• **WHAT THE TASK ASKS**:
In the copy, include every entry exactly but none of the images.

━━━━━ INPUT DATA ━━━━━

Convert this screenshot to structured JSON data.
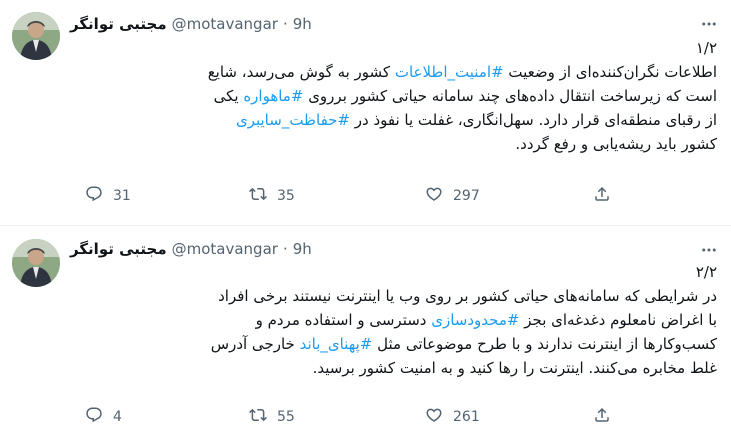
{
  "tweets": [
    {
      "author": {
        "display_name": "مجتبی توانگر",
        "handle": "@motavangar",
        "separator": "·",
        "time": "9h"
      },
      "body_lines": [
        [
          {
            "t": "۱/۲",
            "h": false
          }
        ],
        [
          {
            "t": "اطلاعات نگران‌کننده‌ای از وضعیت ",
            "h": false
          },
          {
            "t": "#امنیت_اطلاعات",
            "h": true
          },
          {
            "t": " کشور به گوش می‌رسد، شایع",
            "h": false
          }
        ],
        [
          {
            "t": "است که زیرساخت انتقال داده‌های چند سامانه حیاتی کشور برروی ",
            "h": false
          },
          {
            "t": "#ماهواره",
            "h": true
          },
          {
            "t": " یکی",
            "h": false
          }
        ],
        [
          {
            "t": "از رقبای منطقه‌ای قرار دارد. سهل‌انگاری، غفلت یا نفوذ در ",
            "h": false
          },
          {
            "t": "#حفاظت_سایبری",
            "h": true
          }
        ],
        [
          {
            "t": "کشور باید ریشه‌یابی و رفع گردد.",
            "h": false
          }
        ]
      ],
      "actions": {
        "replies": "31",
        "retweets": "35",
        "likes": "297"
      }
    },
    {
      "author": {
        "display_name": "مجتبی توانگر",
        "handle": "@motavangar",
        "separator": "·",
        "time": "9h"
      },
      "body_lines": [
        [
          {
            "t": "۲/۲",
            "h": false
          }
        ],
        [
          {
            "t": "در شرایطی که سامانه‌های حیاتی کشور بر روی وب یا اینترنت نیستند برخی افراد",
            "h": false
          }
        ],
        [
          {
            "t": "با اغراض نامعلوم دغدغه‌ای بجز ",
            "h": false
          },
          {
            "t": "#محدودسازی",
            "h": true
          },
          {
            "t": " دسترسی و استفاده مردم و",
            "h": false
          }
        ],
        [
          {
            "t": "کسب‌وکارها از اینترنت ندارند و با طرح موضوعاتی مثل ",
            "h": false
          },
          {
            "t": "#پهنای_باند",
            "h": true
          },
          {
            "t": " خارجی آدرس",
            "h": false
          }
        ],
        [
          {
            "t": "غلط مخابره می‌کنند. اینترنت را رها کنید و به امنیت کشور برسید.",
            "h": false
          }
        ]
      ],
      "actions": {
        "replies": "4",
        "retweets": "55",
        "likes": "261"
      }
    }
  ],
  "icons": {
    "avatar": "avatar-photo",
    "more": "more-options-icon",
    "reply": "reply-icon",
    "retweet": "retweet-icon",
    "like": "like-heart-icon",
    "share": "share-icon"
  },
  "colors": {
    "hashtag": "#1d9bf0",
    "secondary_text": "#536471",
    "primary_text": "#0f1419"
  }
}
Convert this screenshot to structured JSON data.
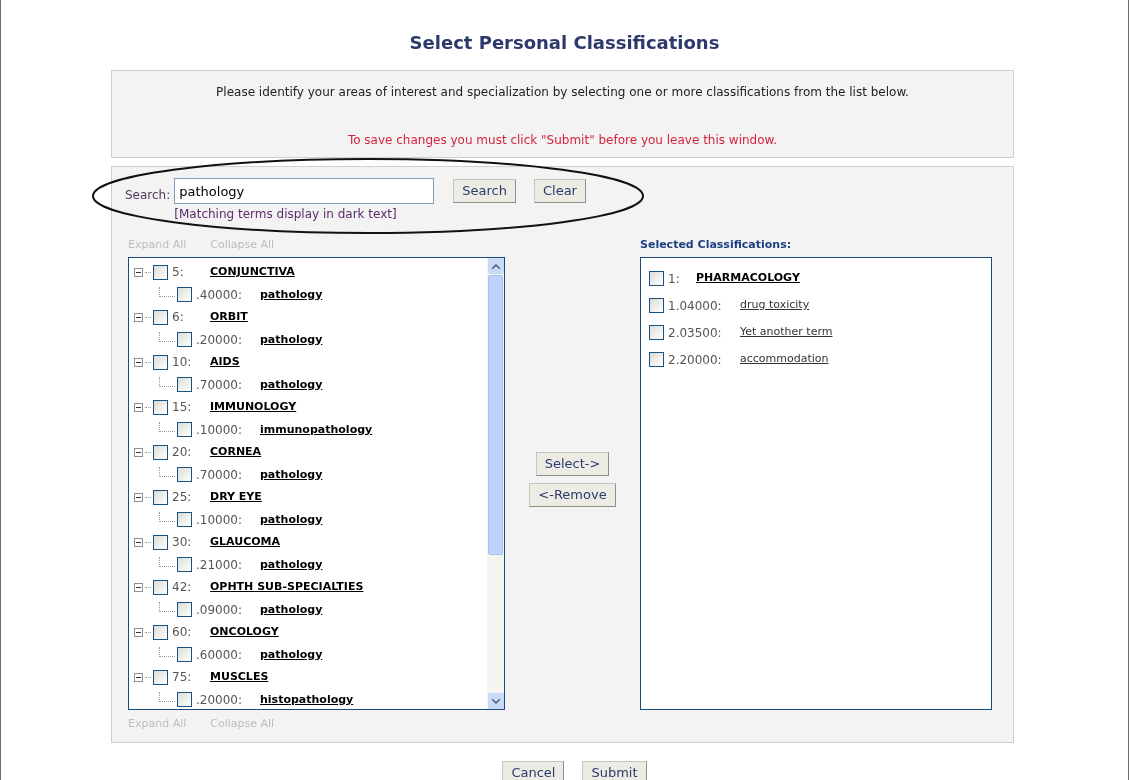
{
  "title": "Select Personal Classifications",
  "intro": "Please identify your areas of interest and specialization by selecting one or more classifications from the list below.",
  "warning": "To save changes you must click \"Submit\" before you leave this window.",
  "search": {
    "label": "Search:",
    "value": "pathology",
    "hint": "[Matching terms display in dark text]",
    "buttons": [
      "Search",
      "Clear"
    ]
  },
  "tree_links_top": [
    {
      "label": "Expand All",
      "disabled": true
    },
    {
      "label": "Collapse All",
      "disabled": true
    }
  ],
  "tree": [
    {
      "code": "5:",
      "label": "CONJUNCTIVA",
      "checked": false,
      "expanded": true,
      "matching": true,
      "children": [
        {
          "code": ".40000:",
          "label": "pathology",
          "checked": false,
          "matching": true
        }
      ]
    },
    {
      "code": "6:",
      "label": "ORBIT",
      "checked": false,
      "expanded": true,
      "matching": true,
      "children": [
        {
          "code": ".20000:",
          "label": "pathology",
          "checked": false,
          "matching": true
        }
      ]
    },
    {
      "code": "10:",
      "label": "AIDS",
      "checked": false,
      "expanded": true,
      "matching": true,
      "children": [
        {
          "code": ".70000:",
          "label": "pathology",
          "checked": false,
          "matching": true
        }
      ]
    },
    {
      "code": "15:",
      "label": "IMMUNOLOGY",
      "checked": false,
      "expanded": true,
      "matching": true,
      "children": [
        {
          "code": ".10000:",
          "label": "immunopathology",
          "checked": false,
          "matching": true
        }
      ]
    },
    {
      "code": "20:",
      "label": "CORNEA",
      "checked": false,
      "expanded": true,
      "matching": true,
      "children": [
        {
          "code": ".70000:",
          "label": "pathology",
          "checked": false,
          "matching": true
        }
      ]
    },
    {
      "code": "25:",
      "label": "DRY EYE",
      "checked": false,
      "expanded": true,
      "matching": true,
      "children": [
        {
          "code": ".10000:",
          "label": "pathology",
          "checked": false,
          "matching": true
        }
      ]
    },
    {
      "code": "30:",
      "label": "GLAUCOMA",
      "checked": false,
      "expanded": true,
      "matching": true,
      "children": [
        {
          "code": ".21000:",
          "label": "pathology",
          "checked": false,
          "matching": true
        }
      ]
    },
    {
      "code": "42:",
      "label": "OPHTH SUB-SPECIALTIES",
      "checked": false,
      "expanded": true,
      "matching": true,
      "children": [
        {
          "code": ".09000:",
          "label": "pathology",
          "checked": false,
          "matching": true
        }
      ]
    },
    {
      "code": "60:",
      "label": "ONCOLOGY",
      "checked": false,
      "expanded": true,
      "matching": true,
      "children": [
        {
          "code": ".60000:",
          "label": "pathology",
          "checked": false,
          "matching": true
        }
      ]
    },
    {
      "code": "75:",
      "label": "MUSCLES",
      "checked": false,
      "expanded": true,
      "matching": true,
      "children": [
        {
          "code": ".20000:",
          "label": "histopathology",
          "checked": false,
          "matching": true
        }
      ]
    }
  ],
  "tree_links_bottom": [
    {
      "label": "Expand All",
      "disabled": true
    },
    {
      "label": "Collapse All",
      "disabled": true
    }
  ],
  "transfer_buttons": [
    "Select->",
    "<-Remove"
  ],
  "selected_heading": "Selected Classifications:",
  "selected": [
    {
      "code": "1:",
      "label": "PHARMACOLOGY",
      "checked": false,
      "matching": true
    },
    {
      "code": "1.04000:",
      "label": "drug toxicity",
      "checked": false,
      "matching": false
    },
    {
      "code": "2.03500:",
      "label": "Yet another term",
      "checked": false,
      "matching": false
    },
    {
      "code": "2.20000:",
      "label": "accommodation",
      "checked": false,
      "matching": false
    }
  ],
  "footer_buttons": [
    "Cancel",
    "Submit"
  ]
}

━━━━━

• **WRITTEN SOLUTION**:
Convert this screenshot to structured JSON data.
{
  "tweets": [
    {
      "author": {
        "display_name": "مجتبی توانگر",
        "handle": "@motavangar",
        "separator": "·",
        "time": "9h"
      },
      "body_lines": [
        [
          {
            "t": "۱/۲",
            "h": false
          }
        ],
        [
          {
            "t": "اطلاعات نگران‌کننده‌ای از وضعیت ",
            "h": false
          },
          {
            "t": "#امنیت_اطلاعات",
            "h": true
          },
          {
            "t": " کشور به گوش می‌رسد، شایع",
            "h": false
          }
        ],
        [
          {
            "t": "است که زیرساخت انتقال داده‌های چند سامانه حیاتی کشور برروی ",
            "h": false
          },
          {
            "t": "#ماهواره",
            "h": true
          },
          {
            "t": " یکی",
            "h": false
          }
        ],
        [
          {
            "t": "از رقبای منطقه‌ای قرار دارد. سهل‌انگاری، غفلت یا نفوذ در ",
            "h": false
          },
          {
            "t": "#حفاظت_سایبری",
            "h": true
          }
        ],
        [
          {
            "t": "کشور باید ریشه‌یابی و رفع گردد.",
            "h": false
          }
        ]
      ],
      "actions": {
        "replies": "31",
        "retweets": "35",
        "likes": "297"
      }
    },
    {
      "author": {
        "display_name": "مجتبی توانگر",
        "handle": "@motavangar",
        "separator": "·",
        "time": "9h"
      },
      "body_lines": [
        [
          {
            "t": "۲/۲",
            "h": false
          }
        ],
        [
          {
            "t": "در شرایطی که سامانه‌های حیاتی کشور بر روی وب یا اینترنت نیستند برخی افراد",
            "h": false
          }
        ],
        [
          {
            "t": "با اغراض نامعلوم دغدغه‌ای بجز ",
            "h": false
          },
          {
            "t": "#محدودسازی",
            "h": true
          },
          {
            "t": " دسترسی و استفاده مردم و",
            "h": false
          }
        ],
        [
          {
            "t": "کسب‌وکارها از اینترنت ندارند و با طرح موضوعاتی مثل ",
            "h": false
          },
          {
            "t": "#پهنای_باند",
            "h": true
          },
          {
            "t": " خارجی آدرس",
            "h": false
          }
        ],
        [
          {
            "t": "غلط مخابره می‌کنند. اینترنت را رها کنید و به امنیت کشور برسید.",
            "h": false
          }
        ]
      ],
      "actions": {
        "replies": "4",
        "retweets": "55",
        "likes": "261"
      }
    }
  ],
  "icons": {
    "avatar": "avatar-photo",
    "more": "more-options-icon",
    "reply": "reply-icon",
    "retweet": "retweet-icon",
    "like": "like-heart-icon",
    "share": "share-icon"
  },
  "colors": {
    "hashtag": "#1d9bf0",
    "secondary_text": "#536471",
    "primary_text": "#0f1419"
  }
}
Convert this screenshot to structured JSON data.
{
  "title": "Select Personal Classifications",
  "intro": "Please identify your areas of interest and specialization by selecting one or more classifications from the list below.",
  "warning": "To save changes you must click \"Submit\" before you leave this window.",
  "search": {
    "label": "Search:",
    "value": "pathology",
    "hint": "[Matching terms display in dark text]",
    "buttons": [
      "Search",
      "Clear"
    ]
  },
  "tree_links_top": [
    {
      "label": "Expand All",
      "disabled": true
    },
    {
      "label": "Collapse All",
      "disabled": true
    }
  ],
  "tree": [
    {
      "code": "5:",
      "label": "CONJUNCTIVA",
      "checked": false,
      "expanded": true,
      "matching": true,
      "children": [
        {
          "code": ".40000:",
          "label": "pathology",
          "checked": false,
          "matching": true
        }
      ]
    },
    {
      "code": "6:",
      "label": "ORBIT",
      "checked": false,
      "expanded": true,
      "matching": true,
      "children": [
        {
          "code": ".20000:",
          "label": "pathology",
          "checked": false,
          "matching": true
        }
      ]
    },
    {
      "code": "10:",
      "label": "AIDS",
      "checked": false,
      "expanded": true,
      "matching": true,
      "children": [
        {
          "code": ".70000:",
          "label": "pathology",
          "checked": false,
          "matching": true
        }
      ]
    },
    {
      "code": "15:",
      "label": "IMMUNOLOGY",
      "checked": false,
      "expanded": true,
      "matching": true,
      "children": [
        {
          "code": ".10000:",
          "label": "immunopathology",
          "checked": false,
          "matching": true
        }
      ]
    },
    {
      "code": "20:",
      "label": "CORNEA",
      "checked": false,
      "expanded": true,
      "matching": true,
      "children": [
        {
          "code": ".70000:",
          "label": "pathology",
          "checked": false,
          "matching": true
        }
      ]
    },
    {
      "code": "25:",
      "label": "DRY EYE",
      "checked": false,
      "expanded": true,
      "matching": true,
      "children": [
        {
          "code": ".10000:",
          "label": "pathology",
          "checked": false,
          "matching": true
        }
      ]
    },
    {
      "code": "30:",
      "label": "GLAUCOMA",
      "checked": false,
      "expanded": true,
      "matching": true,
      "children": [
        {
          "code": ".21000:",
          "label": "pathology",
          "checked": false,
          "matching": true
        }
      ]
    },
    {
      "code": "42:",
      "label": "OPHTH SUB-SPECIALTIES",
      "checked": false,
      "expanded": true,
      "matching": true,
      "children": [
        {
          "code": ".09000:",
          "label": "pathology",
          "checked": false,
          "matching": true
        }
      ]
    },
    {
      "code": "60:",
      "label": "ONCOLOGY",
      "checked": false,
      "expanded": true,
      "matching": true,
      "children": [
        {
          "code": ".60000:",
          "label": "pathology",
          "checked": false,
          "matching": true
        }
      ]
    },
    {
      "code": "75:",
      "label": "MUSCLES",
      "checked": false,
      "expanded": true,
      "matching": true,
      "children": [
        {
          "code": ".20000:",
          "label": "histopathology",
          "checked": false,
          "matching": true
        }
      ]
    }
  ],
  "tree_links_bottom": [
    {
      "label": "Expand All",
      "disabled": true
    },
    {
      "label": "Collapse All",
      "disabled": true
    }
  ],
  "transfer_buttons": [
    "Select->",
    "<-Remove"
  ],
  "selected_heading": "Selected Classifications:",
  "selected": [
    {
      "code": "1:",
      "label": "PHARMACOLOGY",
      "checked": false,
      "matching": true
    },
    {
      "code": "1.04000:",
      "label": "drug toxicity",
      "checked": false,
      "matching": false
    },
    {
      "code": "2.03500:",
      "label": "Yet another term",
      "checked": false,
      "matching": false
    },
    {
      "code": "2.20000:",
      "label": "accommodation",
      "checked": false,
      "matching": false
    }
  ],
  "footer_buttons": [
    "Cancel",
    "Submit"
  ]
}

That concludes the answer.